WRITTEN INSTRUCTION
Look through the material below. Copy every line with the string "title" in it.

RECORDS SHOWN
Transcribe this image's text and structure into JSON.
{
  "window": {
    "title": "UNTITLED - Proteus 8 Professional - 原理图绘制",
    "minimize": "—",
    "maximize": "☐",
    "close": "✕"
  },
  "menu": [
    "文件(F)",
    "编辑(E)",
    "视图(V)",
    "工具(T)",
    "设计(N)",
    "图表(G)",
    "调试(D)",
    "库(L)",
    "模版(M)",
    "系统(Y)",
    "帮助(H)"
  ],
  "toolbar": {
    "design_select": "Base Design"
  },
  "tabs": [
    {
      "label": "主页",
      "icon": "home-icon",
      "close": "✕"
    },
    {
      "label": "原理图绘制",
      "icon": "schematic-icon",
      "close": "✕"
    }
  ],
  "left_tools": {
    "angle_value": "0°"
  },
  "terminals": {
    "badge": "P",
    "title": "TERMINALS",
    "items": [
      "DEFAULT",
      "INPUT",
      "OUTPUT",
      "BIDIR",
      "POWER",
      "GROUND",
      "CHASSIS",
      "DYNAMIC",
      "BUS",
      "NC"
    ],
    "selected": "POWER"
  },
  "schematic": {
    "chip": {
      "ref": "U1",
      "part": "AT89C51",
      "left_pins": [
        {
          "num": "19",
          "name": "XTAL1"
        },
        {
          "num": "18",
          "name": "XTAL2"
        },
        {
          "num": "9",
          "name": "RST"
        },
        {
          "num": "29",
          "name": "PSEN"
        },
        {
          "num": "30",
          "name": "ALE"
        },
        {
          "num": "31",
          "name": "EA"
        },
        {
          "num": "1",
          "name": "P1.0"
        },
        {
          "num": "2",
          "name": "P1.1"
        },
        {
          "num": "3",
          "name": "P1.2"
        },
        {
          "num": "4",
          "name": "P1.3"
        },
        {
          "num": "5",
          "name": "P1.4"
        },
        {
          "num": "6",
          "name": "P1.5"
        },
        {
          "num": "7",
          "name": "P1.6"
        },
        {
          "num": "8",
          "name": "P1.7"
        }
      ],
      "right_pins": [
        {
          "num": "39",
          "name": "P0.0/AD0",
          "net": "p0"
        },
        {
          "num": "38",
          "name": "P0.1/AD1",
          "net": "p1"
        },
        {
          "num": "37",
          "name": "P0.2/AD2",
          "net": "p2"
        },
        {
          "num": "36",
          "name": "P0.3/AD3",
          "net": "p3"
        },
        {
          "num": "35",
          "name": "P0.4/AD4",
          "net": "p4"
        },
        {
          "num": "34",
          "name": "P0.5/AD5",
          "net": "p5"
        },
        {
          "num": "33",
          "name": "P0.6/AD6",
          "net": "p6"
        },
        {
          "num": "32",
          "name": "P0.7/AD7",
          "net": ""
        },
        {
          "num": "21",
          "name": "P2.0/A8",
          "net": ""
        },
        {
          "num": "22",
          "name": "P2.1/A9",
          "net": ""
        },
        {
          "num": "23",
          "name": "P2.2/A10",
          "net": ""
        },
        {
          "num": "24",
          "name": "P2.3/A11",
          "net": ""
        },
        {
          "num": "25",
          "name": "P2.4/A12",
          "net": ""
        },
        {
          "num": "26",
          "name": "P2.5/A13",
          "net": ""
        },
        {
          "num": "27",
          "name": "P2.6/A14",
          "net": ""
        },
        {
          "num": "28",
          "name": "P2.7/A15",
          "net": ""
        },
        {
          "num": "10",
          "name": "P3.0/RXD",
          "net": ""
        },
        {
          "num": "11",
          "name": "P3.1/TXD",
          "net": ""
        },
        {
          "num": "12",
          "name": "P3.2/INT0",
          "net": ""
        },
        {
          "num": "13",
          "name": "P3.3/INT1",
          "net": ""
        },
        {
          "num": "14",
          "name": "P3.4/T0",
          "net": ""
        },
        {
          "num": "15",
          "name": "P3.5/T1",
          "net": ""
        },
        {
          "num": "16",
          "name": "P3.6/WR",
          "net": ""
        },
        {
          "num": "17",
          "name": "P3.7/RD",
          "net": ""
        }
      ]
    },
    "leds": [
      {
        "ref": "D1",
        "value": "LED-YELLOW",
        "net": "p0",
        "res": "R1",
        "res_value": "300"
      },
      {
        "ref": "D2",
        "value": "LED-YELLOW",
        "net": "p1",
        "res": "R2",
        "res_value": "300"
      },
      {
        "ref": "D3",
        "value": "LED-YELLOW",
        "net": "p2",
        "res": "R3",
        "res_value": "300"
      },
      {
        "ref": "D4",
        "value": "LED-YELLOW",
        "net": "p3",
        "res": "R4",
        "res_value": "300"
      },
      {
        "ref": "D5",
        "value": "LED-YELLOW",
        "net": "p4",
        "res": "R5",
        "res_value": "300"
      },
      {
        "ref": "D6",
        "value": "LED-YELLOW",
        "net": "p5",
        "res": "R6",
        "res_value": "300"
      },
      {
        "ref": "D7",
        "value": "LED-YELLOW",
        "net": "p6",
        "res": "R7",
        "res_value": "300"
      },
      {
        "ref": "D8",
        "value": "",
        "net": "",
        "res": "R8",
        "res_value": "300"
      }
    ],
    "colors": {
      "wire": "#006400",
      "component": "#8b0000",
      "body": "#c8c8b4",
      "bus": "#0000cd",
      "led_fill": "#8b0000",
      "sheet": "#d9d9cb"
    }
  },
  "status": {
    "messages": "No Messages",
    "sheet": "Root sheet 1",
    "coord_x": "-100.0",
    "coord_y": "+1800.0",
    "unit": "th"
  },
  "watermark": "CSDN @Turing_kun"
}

---

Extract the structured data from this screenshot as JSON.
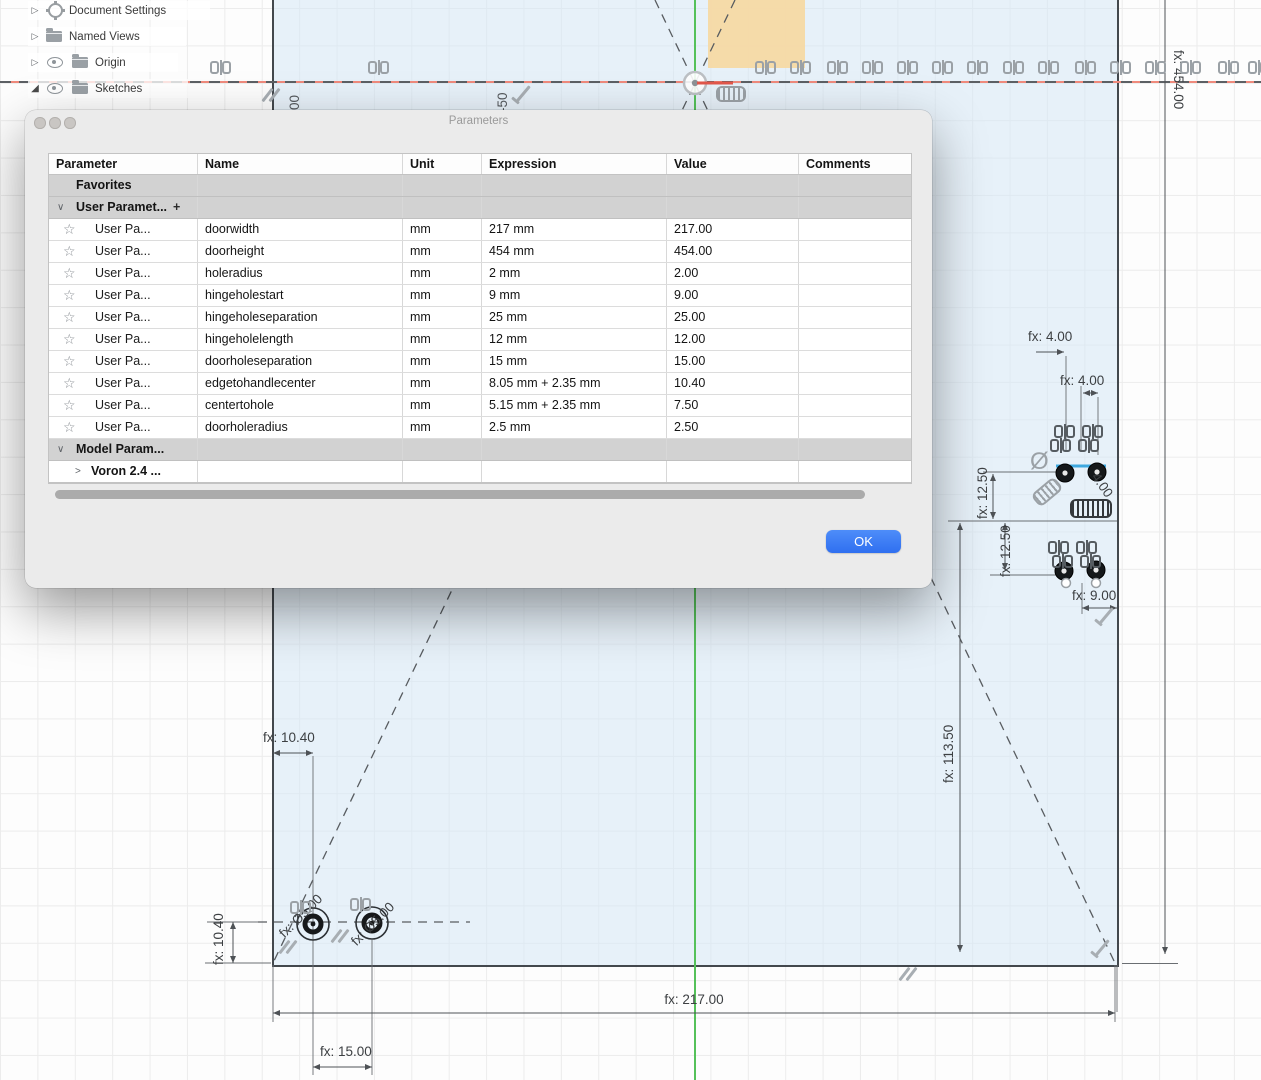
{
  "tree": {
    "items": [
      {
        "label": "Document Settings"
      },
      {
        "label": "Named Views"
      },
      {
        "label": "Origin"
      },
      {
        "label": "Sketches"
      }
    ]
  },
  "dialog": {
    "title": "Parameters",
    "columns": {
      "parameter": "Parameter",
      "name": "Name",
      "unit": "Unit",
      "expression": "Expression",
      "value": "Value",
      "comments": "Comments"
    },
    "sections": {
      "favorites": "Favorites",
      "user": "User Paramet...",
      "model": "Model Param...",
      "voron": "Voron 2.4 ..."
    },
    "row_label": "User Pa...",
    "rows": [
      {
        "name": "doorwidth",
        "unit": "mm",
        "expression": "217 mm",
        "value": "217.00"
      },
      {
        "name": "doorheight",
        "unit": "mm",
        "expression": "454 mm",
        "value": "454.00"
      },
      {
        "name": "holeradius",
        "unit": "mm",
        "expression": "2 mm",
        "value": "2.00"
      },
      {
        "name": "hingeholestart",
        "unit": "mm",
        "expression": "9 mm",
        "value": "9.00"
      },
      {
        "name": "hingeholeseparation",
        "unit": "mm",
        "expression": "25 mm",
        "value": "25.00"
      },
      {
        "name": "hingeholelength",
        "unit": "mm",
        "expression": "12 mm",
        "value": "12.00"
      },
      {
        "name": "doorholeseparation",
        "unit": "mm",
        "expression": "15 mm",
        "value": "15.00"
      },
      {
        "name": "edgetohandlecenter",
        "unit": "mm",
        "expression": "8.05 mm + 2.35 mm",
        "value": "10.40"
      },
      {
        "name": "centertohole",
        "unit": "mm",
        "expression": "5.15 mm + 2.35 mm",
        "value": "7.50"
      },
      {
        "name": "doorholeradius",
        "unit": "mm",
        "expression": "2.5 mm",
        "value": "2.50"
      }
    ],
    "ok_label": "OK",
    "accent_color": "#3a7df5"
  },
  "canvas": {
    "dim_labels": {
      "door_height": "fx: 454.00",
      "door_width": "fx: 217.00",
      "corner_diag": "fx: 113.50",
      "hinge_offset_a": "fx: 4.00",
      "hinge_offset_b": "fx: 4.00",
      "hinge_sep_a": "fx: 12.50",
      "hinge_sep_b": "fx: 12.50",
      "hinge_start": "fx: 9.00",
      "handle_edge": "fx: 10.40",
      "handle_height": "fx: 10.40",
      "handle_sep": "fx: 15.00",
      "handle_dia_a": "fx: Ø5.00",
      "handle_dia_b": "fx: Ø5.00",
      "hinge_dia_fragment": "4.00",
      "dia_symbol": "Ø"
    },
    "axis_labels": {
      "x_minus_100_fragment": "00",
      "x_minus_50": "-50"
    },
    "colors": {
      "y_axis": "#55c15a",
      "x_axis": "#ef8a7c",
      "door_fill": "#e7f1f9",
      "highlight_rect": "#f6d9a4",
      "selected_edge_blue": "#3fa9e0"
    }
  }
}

* * *

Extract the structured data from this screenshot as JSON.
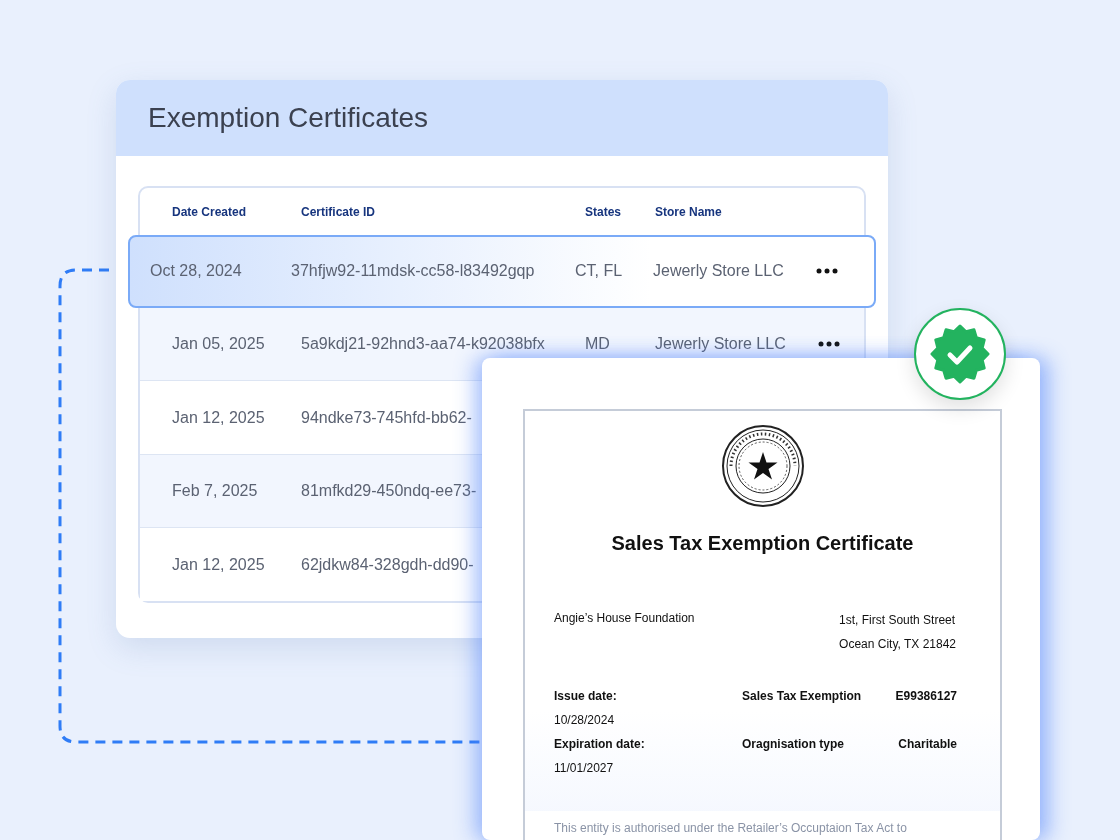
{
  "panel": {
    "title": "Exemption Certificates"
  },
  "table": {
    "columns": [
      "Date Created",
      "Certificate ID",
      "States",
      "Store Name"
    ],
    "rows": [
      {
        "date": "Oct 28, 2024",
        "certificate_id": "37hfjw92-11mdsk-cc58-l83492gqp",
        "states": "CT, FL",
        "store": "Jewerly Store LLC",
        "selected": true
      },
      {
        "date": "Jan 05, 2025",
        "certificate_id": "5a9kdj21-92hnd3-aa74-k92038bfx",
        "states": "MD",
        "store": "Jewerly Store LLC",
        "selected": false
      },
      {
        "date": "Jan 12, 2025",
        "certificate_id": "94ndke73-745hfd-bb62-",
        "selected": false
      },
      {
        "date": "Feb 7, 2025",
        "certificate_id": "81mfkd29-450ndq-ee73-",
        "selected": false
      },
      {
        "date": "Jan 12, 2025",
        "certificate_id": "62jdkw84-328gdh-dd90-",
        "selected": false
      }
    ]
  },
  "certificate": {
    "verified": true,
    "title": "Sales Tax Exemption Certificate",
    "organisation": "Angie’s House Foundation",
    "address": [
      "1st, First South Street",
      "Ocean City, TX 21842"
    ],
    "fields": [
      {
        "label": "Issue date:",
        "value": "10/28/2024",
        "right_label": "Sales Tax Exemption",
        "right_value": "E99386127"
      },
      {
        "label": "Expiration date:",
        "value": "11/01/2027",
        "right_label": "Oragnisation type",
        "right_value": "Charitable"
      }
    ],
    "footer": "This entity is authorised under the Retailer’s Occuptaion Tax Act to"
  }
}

EXPECTED ANSWER
    "title": "UNTITLED - Proteus 8 Professional - 原理图绘制",
    "title": "TERMINALS",
    "title": "Parameters",
    "title": "Exemption Certificates"
    "title": "Sales Tax Exemption Certificate",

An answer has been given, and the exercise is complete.